本文抜粋.
職場の健康診断でがん検診を受けることの重要性
毎年受けている職場の健康診断(事業者健診)。
「忙しいから早く終わらせたい」「特に自覚症状もないし、ざっと済ませよう」と考えている方もいらっしゃるかもしれません。しかし、この健康診断の機会にぜひ意識していただきたいのが「がん検診」の受診です。
なぜ職場の健診でのがん検診が重要なのか?
職場の健康診断は、皆さんの健康状態を定期的にチェックする大切な機会です。その中でがん検診が特に重要視される理由はいくつかあります。
早期発見・早期治療のチャンス
がんは、早期に発見できればできるほど、治療の選択肢が広がり、完治の可能性も高まります。自覚症状が出てからでは進行しているケースも少なくなく、治療の負担も大きくなる傾向があります。毎年定期的に実施される職場の健診は、症状がない段階でがんのリスクを発見できる貴重な機会です。
費用負担の軽減
自費でがん検診を受けるとなると、ある程度の費用がかかります。しかし、職場の健康診断に含まれるがん検診は、会社が費用を負担してくれる場合や健康保険組合から補助が出るが多く、経済的な負担を気にせず受診できます。
手軽に受診できる
がん検診を単体で受診しようとすると、仕事や家事などで忙しく、なかなか医療機関を受診する時間が取れない方も多いでしょう。職場の健康診断であれば、会社の指示のもと、業務の一環として受診できるため、日常のスケジュールを大きく変えることなくがん検診を受けられます。

抜粋レコード.
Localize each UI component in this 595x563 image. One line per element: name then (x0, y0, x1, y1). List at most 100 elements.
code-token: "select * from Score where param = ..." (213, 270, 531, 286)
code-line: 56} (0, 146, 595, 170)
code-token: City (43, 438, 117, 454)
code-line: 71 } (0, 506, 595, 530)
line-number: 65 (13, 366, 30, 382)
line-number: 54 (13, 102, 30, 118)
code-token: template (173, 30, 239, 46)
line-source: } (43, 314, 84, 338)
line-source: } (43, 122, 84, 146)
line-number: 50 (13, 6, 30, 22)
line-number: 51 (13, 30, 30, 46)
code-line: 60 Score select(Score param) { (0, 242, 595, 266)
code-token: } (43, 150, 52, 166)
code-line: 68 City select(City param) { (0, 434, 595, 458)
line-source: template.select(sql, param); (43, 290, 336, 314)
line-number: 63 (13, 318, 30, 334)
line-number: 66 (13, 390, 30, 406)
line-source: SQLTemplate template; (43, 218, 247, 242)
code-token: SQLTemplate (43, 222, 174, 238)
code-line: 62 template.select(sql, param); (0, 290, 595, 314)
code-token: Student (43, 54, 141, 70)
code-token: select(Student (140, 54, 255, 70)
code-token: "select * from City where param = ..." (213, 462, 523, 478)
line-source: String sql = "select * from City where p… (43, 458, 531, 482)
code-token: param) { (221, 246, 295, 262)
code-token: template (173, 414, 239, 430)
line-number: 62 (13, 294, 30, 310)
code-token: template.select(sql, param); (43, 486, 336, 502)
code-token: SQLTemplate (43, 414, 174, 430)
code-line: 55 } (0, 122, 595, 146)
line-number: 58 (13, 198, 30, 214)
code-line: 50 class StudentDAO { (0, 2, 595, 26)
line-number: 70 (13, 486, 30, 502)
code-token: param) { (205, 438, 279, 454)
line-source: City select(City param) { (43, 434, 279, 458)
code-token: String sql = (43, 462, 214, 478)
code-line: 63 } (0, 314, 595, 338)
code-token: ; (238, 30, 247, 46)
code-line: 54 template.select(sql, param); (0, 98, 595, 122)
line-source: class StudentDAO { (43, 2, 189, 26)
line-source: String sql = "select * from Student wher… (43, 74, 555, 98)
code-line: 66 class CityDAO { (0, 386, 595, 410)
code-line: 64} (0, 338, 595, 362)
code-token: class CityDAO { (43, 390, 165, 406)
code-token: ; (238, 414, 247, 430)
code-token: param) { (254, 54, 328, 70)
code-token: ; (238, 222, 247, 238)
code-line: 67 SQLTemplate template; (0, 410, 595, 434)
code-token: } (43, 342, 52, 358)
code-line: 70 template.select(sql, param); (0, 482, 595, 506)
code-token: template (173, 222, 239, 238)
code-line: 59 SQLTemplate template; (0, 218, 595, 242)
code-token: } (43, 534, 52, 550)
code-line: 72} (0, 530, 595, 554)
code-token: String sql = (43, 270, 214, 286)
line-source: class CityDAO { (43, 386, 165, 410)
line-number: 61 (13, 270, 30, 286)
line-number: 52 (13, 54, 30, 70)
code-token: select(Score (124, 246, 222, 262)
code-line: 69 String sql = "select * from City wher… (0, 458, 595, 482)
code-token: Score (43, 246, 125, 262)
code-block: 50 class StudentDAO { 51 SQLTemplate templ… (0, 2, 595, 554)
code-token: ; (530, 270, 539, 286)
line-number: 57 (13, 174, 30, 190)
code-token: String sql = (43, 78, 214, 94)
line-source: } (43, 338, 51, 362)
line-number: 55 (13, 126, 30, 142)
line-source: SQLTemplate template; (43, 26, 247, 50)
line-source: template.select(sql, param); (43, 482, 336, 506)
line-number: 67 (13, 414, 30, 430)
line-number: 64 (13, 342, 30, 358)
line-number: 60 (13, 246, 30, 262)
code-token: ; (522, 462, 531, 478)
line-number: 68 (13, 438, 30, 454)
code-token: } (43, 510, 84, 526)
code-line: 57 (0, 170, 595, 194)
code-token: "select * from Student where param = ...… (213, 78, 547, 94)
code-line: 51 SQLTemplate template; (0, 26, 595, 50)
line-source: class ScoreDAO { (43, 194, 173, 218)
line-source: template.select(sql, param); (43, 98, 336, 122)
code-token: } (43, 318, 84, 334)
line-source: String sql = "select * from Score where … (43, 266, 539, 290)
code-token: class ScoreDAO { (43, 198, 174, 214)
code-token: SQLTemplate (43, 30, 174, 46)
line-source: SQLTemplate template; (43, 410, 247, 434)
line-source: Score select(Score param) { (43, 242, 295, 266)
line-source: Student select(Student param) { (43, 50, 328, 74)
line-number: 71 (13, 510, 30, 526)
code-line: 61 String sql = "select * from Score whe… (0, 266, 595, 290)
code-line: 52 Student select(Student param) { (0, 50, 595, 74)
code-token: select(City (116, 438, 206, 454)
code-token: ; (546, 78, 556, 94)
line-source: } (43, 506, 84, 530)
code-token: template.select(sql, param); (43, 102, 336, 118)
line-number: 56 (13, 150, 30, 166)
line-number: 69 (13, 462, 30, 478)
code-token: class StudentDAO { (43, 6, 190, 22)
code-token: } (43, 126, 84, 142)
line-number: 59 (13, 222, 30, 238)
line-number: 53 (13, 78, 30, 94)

作業内容. 本文抜粋によると、職場の健康診断では、がん検診をどのような位置づけで受けられるか。

解答欄. 会社の指示のもと、業務の一環として受診できる。